_抜粋:_
##はじめに
本記事はヒューマンコンピュータインタラクション論文紹介 Advent Calendar 2016のために執筆したものです。
4日目はPfeifferらの[Cruise Control for Pedestrians: Controlling Walking Direction using Electrical muscle Stimulation]を紹介します。この論文はCHI2015にて発表されたものですが、自分がちゃんと目を通したのが今年だったのと去年のAdventCalendarでは取り上げられていなかったので許容して頂きたいです。
##概要
足の筋肉を電気で刺激することにより歩行者の進行方向を誘導するナビゲーションシステム。地図を見ながら歩かなくて良いので周囲の状況に集中できるとしている。電気刺激による歩行への影響を調査とその結果に基づいて実装したデバイスによる屋外実験を行った。

_課題:_
抜粋で紹介されている論文は、どの会議で発表されたか。

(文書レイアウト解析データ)
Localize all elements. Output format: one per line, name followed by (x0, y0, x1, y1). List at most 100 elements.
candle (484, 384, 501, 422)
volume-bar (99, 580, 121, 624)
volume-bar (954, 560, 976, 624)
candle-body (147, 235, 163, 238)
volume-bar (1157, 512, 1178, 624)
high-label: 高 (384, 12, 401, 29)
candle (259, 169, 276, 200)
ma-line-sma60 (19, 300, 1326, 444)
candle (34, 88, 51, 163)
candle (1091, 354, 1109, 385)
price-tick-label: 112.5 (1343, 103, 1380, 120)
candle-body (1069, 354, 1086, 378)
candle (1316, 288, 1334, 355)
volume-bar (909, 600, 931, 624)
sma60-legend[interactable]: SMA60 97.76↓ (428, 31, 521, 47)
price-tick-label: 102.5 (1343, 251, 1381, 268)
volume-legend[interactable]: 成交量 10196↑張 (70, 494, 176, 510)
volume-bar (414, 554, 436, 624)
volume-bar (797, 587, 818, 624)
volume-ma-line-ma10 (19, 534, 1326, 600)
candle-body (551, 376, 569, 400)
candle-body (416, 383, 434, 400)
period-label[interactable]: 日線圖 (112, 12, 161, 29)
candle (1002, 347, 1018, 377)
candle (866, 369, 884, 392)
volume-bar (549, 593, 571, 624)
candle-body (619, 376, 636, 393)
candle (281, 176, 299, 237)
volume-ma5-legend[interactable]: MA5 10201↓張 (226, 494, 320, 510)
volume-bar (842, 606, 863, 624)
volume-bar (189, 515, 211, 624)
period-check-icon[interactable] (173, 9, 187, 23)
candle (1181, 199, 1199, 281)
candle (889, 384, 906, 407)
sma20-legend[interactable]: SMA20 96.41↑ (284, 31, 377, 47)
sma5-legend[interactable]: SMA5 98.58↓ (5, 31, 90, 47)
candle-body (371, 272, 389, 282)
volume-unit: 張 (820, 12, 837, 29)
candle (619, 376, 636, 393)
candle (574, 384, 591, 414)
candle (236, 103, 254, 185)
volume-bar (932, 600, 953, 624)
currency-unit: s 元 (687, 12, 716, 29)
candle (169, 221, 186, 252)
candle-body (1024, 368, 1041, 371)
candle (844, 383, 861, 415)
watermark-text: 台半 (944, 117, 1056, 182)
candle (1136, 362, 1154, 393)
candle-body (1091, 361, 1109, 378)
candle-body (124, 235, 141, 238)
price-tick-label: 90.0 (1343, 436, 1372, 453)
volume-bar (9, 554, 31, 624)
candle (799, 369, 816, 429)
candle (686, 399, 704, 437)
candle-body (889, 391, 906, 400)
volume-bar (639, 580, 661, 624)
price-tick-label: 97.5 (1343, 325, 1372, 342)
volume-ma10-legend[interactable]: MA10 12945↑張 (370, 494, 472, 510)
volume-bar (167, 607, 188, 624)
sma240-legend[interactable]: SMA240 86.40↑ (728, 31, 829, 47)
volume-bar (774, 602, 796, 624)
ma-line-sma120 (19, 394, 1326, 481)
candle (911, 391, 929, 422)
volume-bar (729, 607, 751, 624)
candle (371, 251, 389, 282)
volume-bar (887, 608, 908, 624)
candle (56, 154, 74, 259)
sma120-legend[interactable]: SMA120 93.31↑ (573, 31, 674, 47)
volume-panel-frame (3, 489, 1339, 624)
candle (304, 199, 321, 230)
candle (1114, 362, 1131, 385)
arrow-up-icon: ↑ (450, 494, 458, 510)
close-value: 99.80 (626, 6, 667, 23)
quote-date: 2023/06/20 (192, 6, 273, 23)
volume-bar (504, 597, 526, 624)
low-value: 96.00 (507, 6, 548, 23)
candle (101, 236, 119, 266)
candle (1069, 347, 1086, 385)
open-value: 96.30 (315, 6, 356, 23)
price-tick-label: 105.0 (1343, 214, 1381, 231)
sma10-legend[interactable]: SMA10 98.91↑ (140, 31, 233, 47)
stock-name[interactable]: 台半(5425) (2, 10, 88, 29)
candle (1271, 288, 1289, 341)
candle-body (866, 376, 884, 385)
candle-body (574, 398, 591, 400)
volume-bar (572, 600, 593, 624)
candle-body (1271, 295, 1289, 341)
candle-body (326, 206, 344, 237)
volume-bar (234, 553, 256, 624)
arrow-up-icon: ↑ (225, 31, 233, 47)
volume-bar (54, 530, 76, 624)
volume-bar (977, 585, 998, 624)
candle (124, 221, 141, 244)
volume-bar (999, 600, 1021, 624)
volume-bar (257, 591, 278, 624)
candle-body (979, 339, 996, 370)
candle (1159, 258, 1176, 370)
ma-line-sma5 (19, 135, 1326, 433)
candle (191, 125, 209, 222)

_解答:_
CHI2015で発表された。